EXTRAIT CHOISI
***

38Une autre mesure fiscale mise en place dans certains pays prévoit la déductibilité des sommes versées par les entreprises pour la création d’infrastructures, l’équipement, le fonctionnement ou la réservation de places d’accueil. Plus largement, et avec ce mécanisme fiscal, on retiendra que les ressources issues du secteur marchand – et plus explicitement des entreprises –, sont désormais sollicitées, non plus par l’intermédiaire du système de cotisations sociales mais par des mécanismes de cofinancement (dans le cadre de partenariats public-entreprise, en France, en Belgique et au Royaume-Uni) ou de financement direct (dans le cas des crèches d’entreprise).
39Enfin, le développement d’une régulation quasi marchande des financements publics dans laquelle l’autorité locale procède à des appels d’offre en mettant en concurrence les différents prestataires pour la création ou la gestion d’un service d’accueil des jeunes enfants mérite d’être signalé. Cette tendance est émergente au Royaume-Uni, en Allemagne et dans une moindre mesure en Suède. Elle s’est, depuis notre étude, renforcée en particulier en France à la suite de la multiplication des procédures de délégation de service public.

***

ÉNONCÉ DU PROBLÈME 1
Recopiez à l'identique les lignes des données affichées, depuis la première jusqu'à celle qui contient « close-window-button[interactable] — [69, 50, 81, 62] », cette dernière comprise.

***

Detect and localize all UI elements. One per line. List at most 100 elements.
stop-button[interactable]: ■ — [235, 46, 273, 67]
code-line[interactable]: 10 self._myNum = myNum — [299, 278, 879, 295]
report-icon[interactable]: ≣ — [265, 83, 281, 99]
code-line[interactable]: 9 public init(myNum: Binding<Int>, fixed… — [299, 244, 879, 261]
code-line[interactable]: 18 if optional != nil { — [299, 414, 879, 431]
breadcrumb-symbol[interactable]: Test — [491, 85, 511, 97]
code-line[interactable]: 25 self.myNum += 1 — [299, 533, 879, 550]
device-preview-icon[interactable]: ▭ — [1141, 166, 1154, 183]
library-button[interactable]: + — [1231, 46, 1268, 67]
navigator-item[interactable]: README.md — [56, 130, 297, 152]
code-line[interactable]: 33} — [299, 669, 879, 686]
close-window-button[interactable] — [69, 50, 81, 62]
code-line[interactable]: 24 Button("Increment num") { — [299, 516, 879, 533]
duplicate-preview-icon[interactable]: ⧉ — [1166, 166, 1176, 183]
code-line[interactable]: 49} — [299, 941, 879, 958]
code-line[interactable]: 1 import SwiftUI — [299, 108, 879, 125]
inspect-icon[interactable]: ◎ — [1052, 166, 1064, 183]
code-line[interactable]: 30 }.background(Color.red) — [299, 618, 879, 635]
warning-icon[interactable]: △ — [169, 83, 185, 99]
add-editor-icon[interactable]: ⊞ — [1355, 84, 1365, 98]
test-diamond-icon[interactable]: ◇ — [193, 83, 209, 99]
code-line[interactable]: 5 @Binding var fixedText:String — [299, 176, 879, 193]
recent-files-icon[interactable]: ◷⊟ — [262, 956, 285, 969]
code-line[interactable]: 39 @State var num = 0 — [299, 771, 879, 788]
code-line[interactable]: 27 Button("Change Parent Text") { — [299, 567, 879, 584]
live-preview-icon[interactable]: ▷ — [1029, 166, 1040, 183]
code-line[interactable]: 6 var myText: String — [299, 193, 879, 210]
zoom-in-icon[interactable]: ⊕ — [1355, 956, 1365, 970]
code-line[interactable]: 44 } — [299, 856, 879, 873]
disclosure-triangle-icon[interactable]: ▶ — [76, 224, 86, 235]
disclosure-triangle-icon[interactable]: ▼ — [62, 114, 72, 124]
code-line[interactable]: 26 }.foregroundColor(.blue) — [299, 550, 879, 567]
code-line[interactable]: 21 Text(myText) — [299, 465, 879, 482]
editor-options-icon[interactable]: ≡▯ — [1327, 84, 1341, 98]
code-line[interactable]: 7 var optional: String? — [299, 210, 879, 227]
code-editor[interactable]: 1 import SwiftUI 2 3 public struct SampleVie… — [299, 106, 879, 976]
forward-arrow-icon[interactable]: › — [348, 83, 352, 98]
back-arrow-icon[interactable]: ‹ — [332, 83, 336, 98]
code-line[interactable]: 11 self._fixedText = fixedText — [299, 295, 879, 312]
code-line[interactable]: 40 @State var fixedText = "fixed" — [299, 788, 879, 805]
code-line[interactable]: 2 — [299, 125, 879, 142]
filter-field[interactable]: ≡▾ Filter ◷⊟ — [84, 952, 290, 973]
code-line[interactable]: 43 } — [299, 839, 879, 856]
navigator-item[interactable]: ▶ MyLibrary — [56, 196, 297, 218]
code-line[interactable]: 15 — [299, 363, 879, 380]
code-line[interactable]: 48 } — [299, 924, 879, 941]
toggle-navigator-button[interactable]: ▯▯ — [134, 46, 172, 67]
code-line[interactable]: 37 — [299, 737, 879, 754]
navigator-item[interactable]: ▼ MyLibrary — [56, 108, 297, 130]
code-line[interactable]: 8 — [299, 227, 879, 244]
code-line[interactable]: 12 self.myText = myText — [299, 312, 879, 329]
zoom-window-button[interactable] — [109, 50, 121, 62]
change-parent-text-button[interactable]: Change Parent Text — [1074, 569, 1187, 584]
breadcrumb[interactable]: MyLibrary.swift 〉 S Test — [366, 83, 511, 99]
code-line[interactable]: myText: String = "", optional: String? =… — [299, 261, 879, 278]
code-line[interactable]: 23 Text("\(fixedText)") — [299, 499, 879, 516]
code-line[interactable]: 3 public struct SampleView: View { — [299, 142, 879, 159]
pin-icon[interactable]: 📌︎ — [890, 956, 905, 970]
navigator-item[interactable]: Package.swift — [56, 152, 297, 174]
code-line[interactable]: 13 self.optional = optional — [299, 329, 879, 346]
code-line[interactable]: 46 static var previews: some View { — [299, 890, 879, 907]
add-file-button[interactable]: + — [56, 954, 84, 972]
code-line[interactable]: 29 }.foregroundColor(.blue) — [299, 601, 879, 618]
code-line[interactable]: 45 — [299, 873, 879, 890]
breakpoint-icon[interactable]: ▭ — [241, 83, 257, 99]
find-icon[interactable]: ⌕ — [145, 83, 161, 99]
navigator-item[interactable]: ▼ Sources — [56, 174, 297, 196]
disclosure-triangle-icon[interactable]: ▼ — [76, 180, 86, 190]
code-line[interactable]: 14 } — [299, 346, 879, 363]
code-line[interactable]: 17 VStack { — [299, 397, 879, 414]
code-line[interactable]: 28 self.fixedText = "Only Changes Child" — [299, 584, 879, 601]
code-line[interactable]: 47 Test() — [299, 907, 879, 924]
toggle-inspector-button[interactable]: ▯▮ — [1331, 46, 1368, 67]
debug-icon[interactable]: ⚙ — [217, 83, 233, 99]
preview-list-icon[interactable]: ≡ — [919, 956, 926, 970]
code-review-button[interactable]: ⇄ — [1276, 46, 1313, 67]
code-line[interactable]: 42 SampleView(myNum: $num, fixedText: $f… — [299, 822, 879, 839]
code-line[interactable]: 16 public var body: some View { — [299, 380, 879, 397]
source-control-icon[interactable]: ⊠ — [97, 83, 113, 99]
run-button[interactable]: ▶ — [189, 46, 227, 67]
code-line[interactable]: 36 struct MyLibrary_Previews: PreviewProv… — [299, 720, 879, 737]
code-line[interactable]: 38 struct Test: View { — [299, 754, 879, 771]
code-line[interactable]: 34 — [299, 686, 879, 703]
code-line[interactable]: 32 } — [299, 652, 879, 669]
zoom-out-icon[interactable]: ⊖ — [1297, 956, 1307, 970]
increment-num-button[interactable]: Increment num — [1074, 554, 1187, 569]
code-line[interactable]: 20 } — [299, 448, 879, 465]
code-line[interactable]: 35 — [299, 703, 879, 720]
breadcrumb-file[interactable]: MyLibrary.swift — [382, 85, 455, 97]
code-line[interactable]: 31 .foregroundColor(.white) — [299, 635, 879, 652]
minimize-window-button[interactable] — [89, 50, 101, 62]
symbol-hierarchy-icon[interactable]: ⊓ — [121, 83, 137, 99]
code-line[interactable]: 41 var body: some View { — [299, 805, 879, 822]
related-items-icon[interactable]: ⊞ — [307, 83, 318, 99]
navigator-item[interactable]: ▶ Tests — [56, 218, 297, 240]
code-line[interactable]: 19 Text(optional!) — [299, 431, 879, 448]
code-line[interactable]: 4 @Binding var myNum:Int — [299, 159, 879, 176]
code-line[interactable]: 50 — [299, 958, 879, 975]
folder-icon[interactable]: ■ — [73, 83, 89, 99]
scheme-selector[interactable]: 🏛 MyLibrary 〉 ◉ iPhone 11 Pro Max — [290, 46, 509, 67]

***

ÉNONCÉ DU PROBLÈME 2
D'après l'extrait choisi, dans quel pays le recours aux appels d'offre pour l'accueil des jeunes enfants s'est-il surtout renforcé depuis l'étude ?

RÉPONSE CORRECTE 1
Detect and localize all UI elements. One per line. List at most 100 elements.
stop-button[interactable]: ■ — [235, 46, 273, 67]
code-line[interactable]: 10 self._myNum = myNum — [299, 278, 879, 295]
report-icon[interactable]: ≣ — [265, 83, 281, 99]
code-line[interactable]: 9 public init(myNum: Binding<Int>, fixed… — [299, 244, 879, 261]
code-line[interactable]: 18 if optional != nil { — [299, 414, 879, 431]
breadcrumb-symbol[interactable]: Test — [491, 85, 511, 97]
code-line[interactable]: 25 self.myNum += 1 — [299, 533, 879, 550]
device-preview-icon[interactable]: ▭ — [1141, 166, 1154, 183]
library-button[interactable]: + — [1231, 46, 1268, 67]
navigator-item[interactable]: README.md — [56, 130, 297, 152]
code-line[interactable]: 33} — [299, 669, 879, 686]
close-window-button[interactable] — [69, 50, 81, 62]

RÉPONSE CORRECTE 2
En France, à la suite de la multiplication des procédures de délégation de service public.